Exercise objective: Find the lines holding the word "title" and collect them.

◆ ◆ ◆ ◆ ◆ ◆ ◆

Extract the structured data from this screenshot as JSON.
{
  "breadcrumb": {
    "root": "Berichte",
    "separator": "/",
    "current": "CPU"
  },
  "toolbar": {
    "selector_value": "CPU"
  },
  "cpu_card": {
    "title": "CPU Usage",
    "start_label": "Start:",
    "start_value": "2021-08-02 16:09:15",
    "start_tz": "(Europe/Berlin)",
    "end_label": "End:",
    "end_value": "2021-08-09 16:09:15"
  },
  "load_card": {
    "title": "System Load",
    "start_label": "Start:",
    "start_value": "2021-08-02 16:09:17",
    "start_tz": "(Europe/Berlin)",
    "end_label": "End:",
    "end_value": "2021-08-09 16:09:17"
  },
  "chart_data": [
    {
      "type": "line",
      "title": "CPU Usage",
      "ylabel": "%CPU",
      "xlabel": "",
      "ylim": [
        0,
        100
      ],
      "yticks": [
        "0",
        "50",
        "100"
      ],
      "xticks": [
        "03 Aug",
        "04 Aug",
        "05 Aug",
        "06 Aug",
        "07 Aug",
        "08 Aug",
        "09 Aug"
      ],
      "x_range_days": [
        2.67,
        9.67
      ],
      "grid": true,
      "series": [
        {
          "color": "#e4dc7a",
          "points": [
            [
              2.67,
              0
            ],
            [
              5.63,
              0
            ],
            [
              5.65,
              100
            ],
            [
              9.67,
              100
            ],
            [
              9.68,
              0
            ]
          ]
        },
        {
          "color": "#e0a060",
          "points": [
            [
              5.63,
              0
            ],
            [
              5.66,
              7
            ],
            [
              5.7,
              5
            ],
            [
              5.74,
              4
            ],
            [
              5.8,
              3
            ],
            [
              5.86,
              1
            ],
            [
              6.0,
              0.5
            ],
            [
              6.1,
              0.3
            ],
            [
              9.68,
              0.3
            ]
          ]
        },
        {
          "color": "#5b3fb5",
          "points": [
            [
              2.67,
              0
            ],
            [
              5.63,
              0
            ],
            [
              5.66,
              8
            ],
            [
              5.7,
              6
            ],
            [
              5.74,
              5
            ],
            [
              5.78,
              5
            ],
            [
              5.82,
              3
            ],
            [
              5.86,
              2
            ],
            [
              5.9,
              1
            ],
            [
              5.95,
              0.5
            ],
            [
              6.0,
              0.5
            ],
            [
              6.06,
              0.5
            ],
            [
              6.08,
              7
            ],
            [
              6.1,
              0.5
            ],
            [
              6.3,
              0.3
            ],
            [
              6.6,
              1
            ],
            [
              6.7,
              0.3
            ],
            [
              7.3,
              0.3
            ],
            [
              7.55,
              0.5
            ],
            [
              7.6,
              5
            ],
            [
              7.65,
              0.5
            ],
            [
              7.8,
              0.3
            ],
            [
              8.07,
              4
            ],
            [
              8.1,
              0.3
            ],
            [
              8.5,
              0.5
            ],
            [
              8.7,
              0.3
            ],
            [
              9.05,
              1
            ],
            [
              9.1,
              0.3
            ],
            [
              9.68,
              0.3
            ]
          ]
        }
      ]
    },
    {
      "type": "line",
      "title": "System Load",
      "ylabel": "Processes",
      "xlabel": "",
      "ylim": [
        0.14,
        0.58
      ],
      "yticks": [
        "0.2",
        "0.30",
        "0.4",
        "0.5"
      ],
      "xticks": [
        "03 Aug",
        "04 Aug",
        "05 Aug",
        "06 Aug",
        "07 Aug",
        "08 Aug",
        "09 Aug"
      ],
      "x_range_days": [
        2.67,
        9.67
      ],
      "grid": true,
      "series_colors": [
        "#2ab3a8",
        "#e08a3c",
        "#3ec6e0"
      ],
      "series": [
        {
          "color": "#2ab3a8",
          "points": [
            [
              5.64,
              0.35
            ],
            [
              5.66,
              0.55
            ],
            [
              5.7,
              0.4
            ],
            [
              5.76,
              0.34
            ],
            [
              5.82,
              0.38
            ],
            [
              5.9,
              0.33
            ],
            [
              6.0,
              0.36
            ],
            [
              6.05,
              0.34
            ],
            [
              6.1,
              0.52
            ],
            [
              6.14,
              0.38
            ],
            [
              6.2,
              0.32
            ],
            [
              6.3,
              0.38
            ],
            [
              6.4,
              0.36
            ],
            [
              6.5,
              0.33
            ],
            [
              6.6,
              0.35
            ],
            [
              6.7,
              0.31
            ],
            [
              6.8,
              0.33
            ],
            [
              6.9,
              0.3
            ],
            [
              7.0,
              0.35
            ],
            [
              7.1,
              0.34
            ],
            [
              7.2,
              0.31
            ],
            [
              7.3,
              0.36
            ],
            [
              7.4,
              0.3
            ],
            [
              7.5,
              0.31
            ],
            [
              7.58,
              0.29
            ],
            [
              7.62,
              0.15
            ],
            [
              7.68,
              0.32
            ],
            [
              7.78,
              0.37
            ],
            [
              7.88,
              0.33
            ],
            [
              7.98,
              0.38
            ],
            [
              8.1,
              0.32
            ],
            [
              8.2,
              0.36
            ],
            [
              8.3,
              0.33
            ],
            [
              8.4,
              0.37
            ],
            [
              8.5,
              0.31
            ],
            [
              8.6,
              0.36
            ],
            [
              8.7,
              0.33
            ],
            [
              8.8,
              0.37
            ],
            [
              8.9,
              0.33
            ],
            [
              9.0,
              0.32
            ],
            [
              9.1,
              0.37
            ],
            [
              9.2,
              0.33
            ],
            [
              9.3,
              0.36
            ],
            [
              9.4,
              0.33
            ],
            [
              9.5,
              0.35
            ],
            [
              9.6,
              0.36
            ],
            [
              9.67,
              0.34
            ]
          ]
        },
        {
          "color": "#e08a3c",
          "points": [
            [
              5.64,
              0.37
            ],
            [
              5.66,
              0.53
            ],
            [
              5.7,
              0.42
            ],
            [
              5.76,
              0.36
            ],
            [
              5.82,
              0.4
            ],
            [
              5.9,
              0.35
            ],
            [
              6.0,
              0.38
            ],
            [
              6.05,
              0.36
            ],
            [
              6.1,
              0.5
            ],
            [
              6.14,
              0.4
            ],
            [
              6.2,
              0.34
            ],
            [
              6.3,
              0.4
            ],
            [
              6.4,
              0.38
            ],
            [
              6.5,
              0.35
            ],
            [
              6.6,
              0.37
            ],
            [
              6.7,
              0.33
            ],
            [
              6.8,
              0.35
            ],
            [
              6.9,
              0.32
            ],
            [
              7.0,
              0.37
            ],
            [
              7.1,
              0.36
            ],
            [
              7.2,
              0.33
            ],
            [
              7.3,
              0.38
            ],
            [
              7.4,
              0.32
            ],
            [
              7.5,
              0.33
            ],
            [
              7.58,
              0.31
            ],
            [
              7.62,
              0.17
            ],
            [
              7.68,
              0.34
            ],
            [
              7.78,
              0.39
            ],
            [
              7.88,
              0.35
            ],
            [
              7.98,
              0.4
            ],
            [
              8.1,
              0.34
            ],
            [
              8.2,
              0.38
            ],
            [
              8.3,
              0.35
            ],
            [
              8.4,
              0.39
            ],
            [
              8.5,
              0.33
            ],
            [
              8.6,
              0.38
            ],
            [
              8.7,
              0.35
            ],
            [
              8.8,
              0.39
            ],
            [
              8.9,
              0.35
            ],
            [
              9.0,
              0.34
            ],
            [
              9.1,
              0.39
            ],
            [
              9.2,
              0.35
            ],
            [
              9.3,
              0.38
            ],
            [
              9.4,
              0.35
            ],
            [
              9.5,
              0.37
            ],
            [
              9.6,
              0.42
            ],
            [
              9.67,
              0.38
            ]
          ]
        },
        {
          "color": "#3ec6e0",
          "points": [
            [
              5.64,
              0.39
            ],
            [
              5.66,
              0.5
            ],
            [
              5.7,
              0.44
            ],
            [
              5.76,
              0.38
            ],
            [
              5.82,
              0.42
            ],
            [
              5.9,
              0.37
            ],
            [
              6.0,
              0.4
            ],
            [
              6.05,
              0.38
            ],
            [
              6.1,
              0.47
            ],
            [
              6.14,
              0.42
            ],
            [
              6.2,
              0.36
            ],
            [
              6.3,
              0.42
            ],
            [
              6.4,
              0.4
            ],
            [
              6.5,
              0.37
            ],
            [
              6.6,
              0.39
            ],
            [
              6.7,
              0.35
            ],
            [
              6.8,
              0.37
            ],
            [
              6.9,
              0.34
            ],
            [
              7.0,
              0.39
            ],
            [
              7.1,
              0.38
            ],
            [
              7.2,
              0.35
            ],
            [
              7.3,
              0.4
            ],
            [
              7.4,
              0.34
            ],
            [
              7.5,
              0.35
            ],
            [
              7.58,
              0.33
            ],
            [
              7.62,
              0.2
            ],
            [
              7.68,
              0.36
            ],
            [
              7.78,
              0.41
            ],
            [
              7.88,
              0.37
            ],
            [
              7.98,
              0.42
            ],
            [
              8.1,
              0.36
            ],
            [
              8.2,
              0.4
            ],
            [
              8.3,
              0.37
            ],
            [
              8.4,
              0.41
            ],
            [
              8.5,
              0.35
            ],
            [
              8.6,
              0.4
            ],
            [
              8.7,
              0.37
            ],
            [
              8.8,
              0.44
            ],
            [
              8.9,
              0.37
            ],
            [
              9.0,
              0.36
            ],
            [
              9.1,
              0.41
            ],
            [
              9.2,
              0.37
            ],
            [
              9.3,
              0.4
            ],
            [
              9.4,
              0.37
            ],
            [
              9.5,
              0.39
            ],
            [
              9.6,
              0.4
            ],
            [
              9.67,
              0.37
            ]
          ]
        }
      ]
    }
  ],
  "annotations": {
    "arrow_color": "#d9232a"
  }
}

◆ ◆ ◆ ◆ ◆ ◆ ◆

Output of the task:
    "title": "CPU Usage",
    "title": "System Load",
      "title": "CPU Usage",
      "title": "System Load",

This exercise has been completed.